Problem
In the passage on digit-swap pitfalls, why is string concatenation a poor way to swap digits in Python?

Passage to read
Pitfall 2: Swapping Multiple Times

Issue: Performing multiple swaps instead of at most one swap, which violates the problem constraint.

Example: For num = 2736, after swapping to get 7236, continuing to look for more swaps would be incorrect.

Solution: Use break immediately after the first swap:

for i, j in enumerate(d):
    if s[i] < s[j]:
        s[i], s[j] = s[j], s[i]
        break  # Critical - stop after first swap

Pitfall 3: Incorrect Handling of Already-Maximum Numbers

Issue: Attempting to force a swap when the number is already at its maximum value.

Example: For num = 9973, the number is already optimal, but incorrect logic might try to swap equal digits.

Why it works correctly: The condition s[i] < s[j] ensures we only swap when there's an actual improvement. If the number is already maximum, this condition will never be true, and no swap occurs.

Pitfall 4: String Concatenation Instead of List Manipulation

Issue: Using string concatenation for swapping, which is inefficient and error-prone in Python since strings are immutable.

# Inefficient and error-prone
s = str(num)
s = s[:i] + s[j] + s[i+1:j] + s[i] + s[j+1:]  # Complex and bug-prone

# Better approach - use list
s = list(str(num))
s[i], s[j] = s[j], s[i]  # Simple and clear

Pitfall 5: Not Considering Single-Digit Numbers

Issue: Edge case handling for single-digit numbers like num = 7.

Solution: The algorithm naturally handles this case since:

• A single-digit number has n = 1
• The loop for i in range(n - 2, -1, -1) doesn't execute (range is empty)
• The suffix array remains d = [0]
• The swap condition s[0] < s[0] is false, so no swap occurs
• The number is returned unchanged, which is correct

Data provided
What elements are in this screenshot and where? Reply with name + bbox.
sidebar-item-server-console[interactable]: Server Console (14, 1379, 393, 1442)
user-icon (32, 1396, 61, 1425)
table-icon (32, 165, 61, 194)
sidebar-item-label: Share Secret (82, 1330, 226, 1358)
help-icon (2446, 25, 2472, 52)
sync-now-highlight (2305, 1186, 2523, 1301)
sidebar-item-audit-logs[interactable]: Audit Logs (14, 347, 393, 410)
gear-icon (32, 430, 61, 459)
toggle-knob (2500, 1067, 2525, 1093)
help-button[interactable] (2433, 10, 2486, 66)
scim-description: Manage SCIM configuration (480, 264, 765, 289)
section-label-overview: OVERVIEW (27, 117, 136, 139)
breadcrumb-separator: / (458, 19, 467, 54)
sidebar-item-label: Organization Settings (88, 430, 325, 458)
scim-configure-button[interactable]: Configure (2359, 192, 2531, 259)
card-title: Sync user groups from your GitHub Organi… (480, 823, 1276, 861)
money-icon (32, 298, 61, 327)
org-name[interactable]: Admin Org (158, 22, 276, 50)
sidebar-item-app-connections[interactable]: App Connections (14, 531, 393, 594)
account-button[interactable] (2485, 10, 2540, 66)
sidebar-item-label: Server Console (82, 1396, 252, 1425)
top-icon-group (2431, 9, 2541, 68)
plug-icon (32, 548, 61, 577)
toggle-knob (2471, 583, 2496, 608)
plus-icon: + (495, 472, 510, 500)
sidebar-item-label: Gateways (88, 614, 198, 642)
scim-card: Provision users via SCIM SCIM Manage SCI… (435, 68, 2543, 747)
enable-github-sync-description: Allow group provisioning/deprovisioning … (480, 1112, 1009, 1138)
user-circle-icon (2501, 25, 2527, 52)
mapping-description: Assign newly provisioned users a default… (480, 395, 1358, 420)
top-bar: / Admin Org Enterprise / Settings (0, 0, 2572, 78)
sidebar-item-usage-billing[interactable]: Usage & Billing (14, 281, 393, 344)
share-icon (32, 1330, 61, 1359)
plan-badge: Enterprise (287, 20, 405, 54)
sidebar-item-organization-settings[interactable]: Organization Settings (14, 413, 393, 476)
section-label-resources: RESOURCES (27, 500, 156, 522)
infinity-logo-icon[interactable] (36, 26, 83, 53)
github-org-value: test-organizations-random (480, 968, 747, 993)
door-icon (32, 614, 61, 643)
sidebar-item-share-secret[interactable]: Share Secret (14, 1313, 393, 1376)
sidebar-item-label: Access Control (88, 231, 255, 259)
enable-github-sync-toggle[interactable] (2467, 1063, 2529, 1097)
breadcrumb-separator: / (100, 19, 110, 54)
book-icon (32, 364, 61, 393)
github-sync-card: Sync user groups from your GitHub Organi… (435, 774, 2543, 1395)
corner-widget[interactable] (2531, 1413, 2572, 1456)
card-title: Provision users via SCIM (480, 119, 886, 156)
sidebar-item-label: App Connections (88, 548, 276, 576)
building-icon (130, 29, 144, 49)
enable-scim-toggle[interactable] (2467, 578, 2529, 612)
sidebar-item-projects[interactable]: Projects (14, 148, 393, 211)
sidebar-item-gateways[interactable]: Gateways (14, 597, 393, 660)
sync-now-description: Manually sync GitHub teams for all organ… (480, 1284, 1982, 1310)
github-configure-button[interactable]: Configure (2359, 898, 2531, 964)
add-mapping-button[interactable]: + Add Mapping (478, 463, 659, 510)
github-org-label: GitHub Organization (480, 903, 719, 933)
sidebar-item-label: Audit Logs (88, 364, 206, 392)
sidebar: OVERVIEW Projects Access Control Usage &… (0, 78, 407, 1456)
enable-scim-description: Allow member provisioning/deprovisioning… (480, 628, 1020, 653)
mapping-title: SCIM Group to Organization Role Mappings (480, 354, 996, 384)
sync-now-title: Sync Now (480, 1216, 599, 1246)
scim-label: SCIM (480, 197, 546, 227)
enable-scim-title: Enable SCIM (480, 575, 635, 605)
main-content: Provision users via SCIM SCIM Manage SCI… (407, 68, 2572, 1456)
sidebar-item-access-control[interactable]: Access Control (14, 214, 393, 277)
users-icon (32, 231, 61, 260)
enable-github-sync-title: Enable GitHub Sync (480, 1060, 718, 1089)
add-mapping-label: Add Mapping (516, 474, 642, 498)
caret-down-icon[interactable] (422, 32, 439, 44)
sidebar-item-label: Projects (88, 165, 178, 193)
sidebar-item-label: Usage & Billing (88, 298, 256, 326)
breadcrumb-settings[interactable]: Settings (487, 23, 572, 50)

Finished exercise
Python strings are immutable, so swapping with string concatenation is inefficient and error-prone.